### WHAT IS BEING ASKED
From the entries below, copy every line that holds the word "Positive".
--- START OF INPUT MATERIAL ---
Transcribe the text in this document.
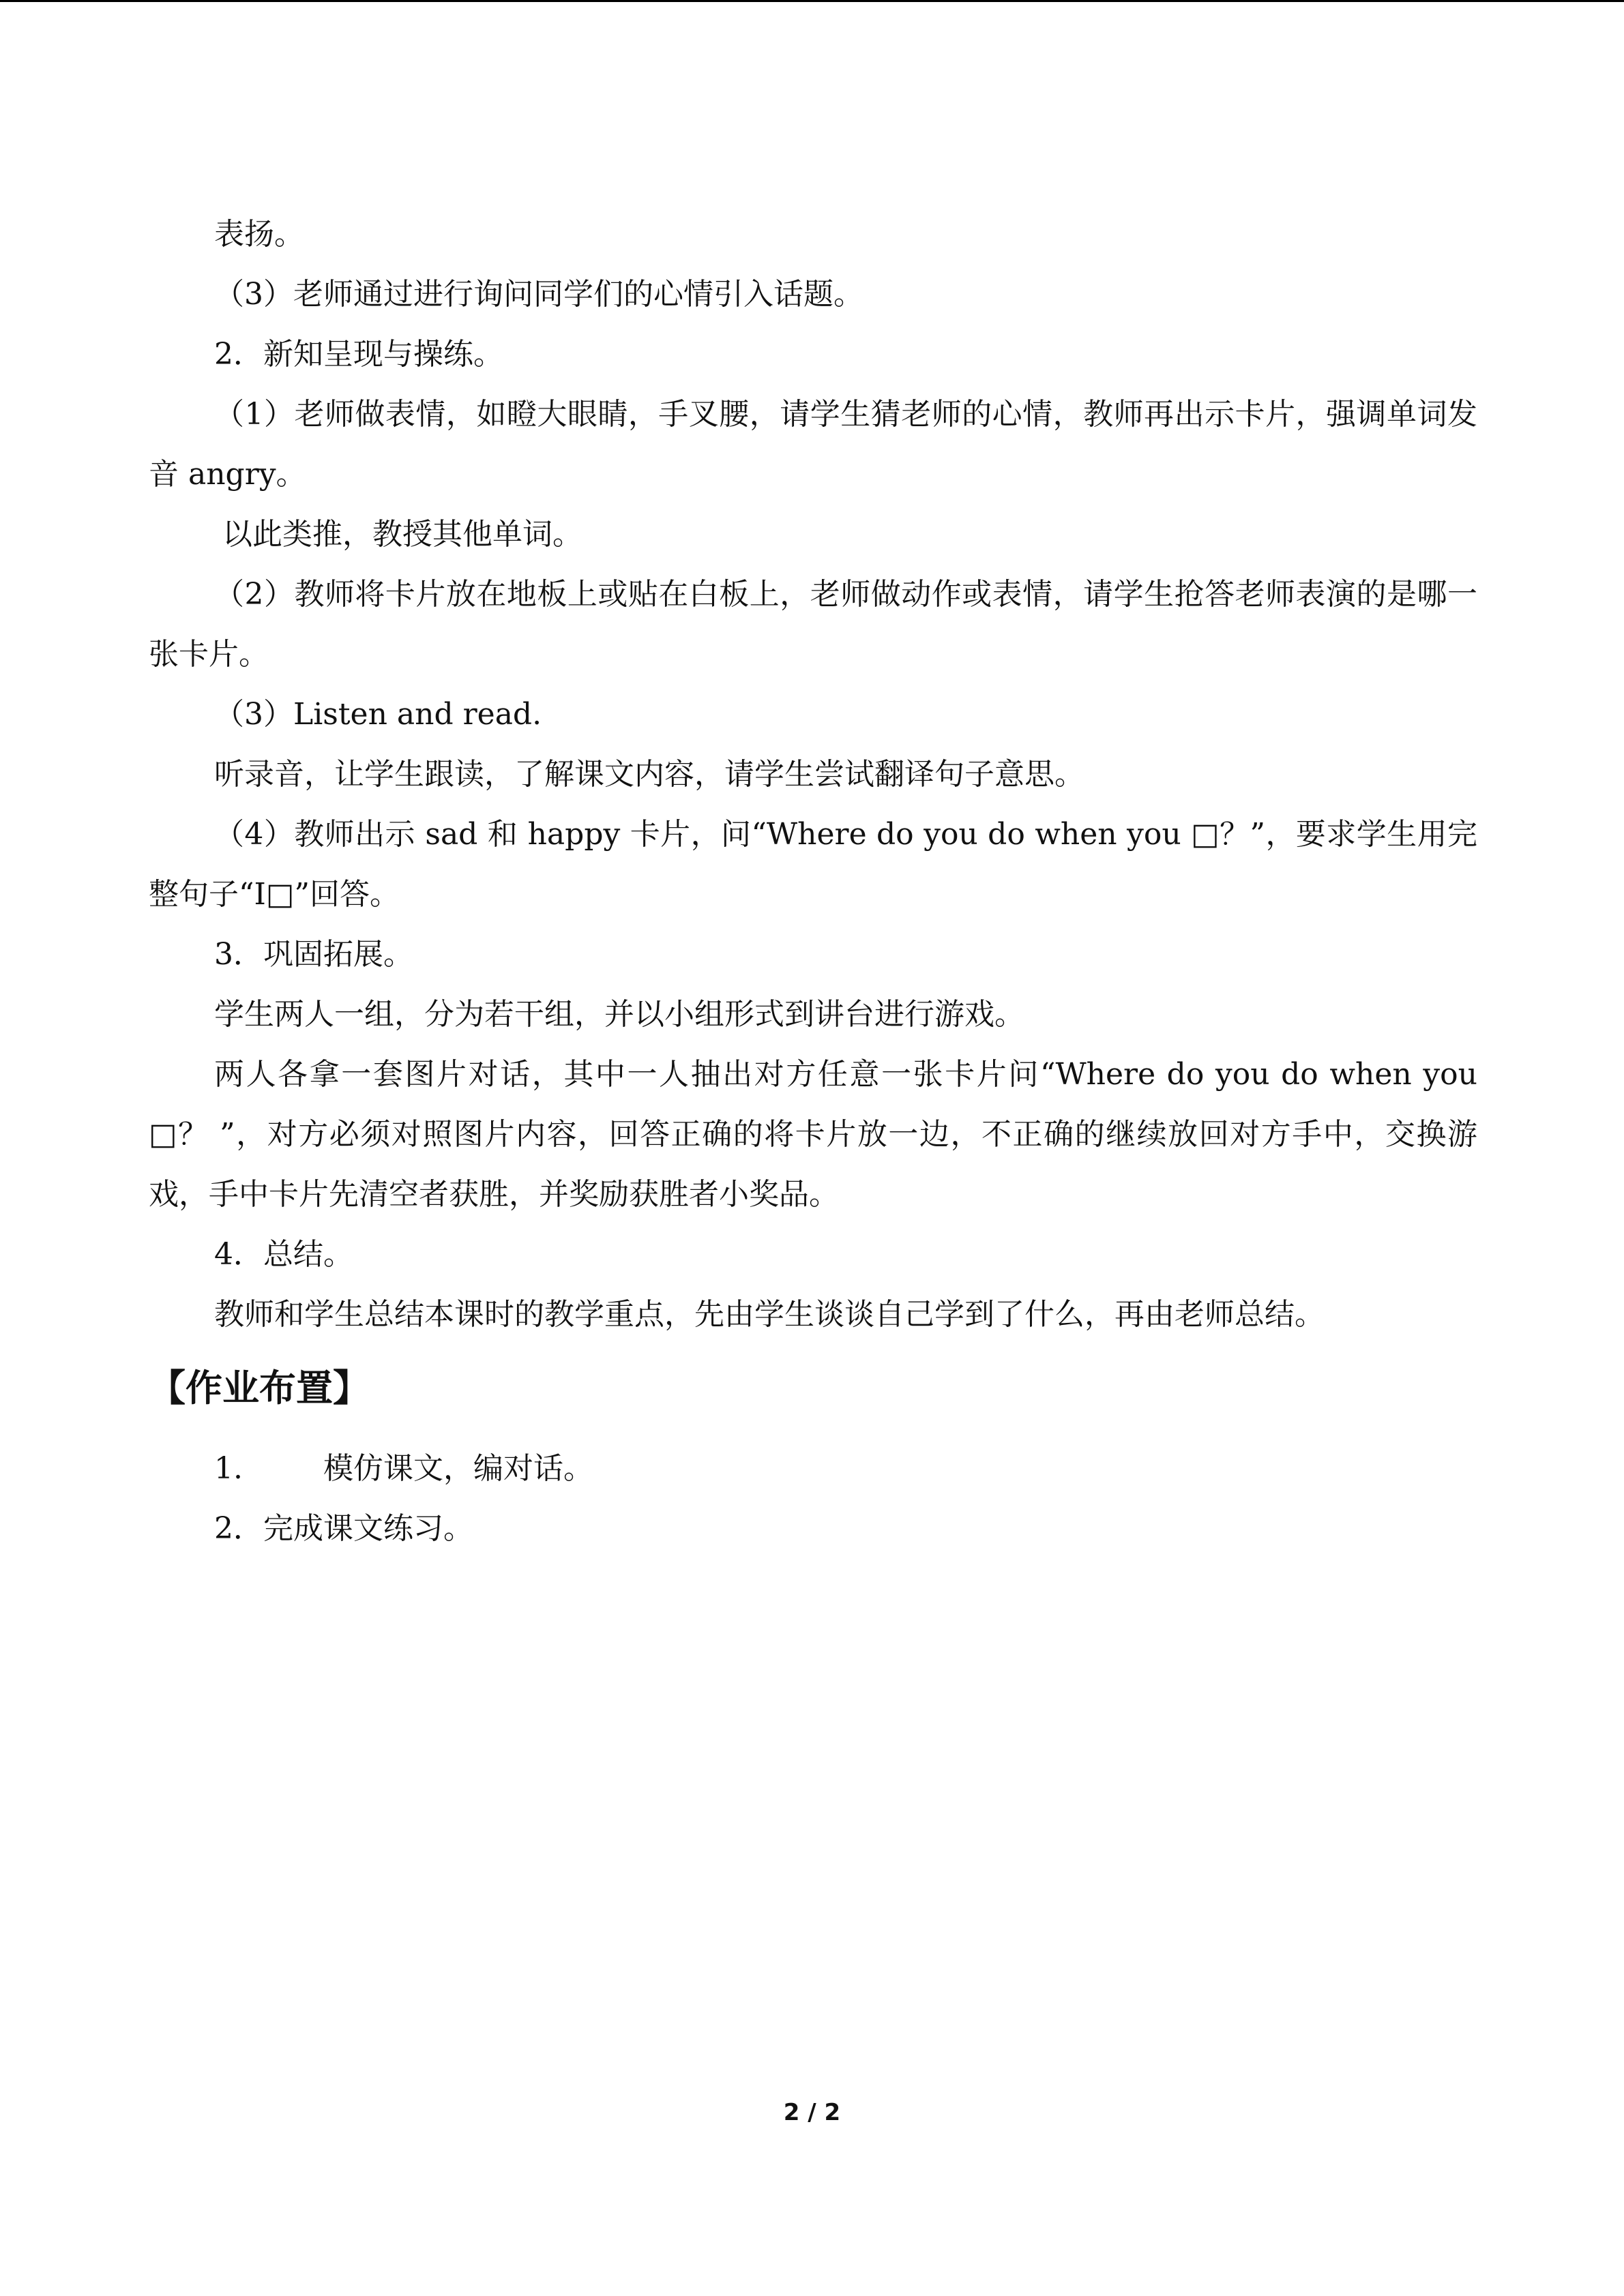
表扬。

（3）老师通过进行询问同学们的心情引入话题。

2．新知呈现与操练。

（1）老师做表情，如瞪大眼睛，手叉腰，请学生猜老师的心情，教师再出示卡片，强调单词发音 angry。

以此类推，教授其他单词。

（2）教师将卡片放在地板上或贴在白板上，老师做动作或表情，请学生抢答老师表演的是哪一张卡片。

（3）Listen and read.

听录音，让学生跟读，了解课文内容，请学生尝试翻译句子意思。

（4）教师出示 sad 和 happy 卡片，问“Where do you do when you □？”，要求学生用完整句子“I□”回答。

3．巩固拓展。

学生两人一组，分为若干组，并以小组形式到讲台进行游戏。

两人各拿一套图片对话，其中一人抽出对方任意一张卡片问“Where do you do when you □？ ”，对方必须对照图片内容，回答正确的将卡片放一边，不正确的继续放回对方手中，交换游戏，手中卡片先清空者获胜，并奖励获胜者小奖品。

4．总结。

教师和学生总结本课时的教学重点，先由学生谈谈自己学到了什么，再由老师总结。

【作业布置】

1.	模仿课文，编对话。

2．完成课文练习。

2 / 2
--- END OF INPUT MATERIAL ---
--- START OF INPUT MATERIAL ---
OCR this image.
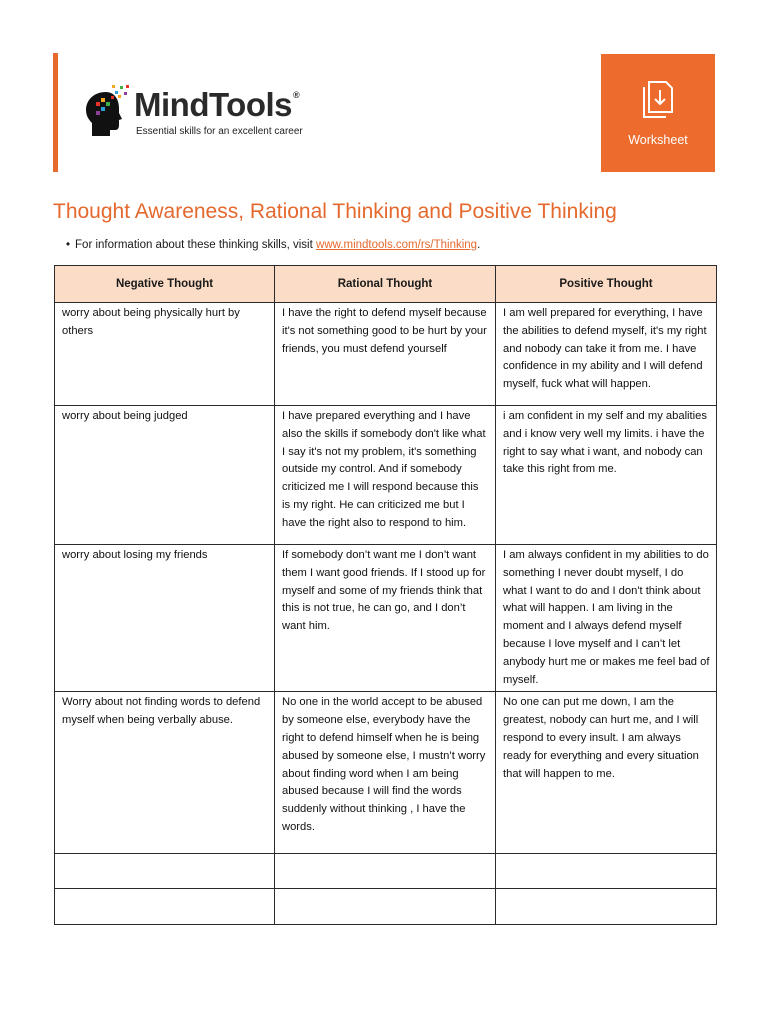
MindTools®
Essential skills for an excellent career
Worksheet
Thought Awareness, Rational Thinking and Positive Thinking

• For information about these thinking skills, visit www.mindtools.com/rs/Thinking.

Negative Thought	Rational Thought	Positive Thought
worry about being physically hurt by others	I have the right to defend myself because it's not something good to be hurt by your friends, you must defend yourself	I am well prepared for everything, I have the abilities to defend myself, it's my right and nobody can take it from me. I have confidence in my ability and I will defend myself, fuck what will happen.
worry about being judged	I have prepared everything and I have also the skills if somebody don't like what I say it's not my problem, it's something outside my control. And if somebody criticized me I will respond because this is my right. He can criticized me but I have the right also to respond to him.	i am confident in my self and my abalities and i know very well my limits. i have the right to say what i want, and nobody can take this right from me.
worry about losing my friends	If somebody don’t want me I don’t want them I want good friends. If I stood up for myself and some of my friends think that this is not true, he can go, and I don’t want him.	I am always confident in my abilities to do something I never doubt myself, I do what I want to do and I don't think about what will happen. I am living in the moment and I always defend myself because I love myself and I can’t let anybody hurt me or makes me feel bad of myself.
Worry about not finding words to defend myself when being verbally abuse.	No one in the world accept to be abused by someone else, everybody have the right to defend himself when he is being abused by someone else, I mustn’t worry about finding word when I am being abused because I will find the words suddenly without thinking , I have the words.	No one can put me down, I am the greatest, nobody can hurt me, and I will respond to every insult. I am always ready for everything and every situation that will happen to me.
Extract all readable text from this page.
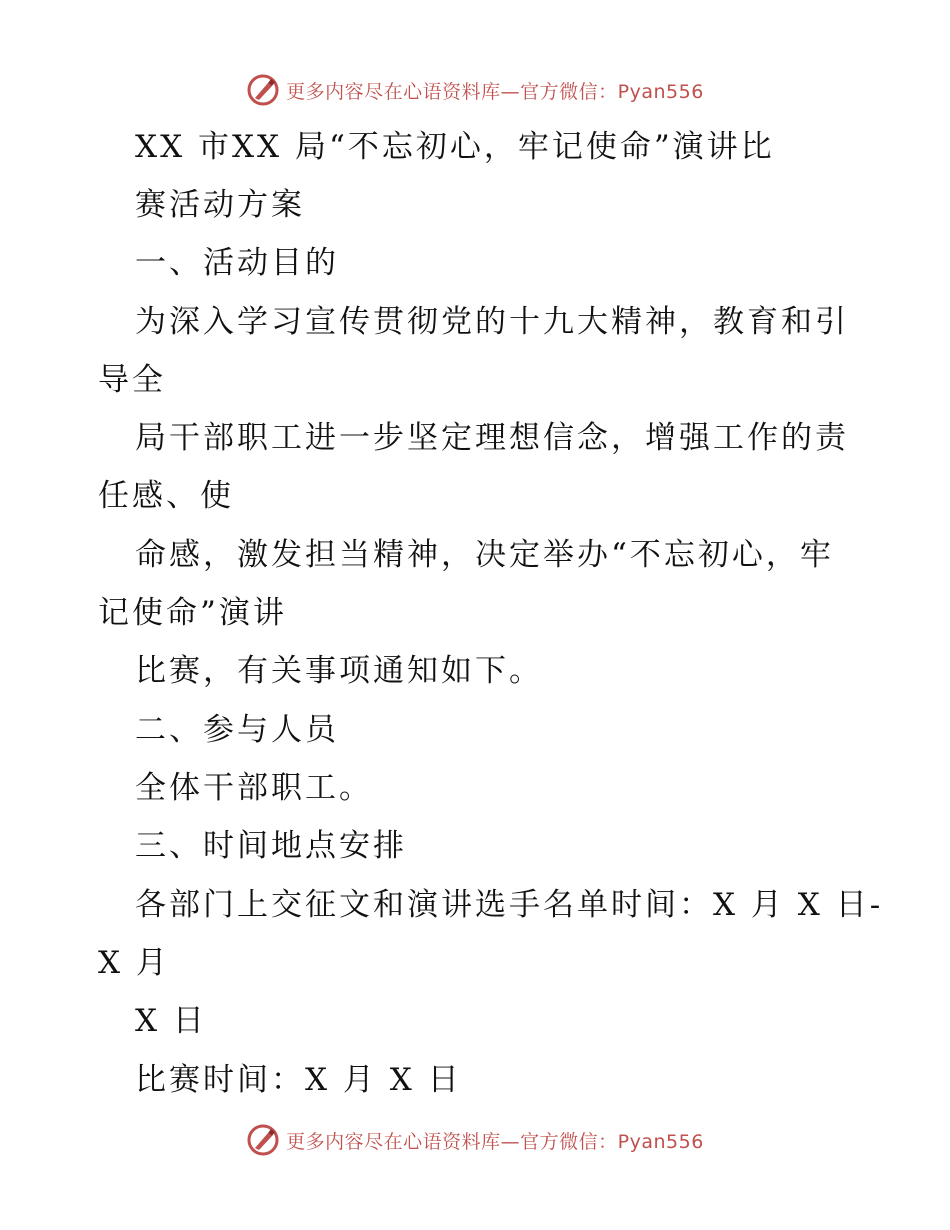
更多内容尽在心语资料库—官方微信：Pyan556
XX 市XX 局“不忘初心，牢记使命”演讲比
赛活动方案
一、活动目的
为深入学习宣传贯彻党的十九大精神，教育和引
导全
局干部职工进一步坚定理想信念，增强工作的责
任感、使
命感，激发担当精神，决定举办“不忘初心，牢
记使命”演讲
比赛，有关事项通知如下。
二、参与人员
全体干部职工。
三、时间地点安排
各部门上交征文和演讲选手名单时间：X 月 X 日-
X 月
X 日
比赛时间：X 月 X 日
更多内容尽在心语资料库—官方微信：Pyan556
--- END OF INPUT MATERIAL ---
### WORKED SOLUTION
Thought Awareness, Rational Thinking and Positive Thinking
Negative Thought	Rational Thought	Positive Thought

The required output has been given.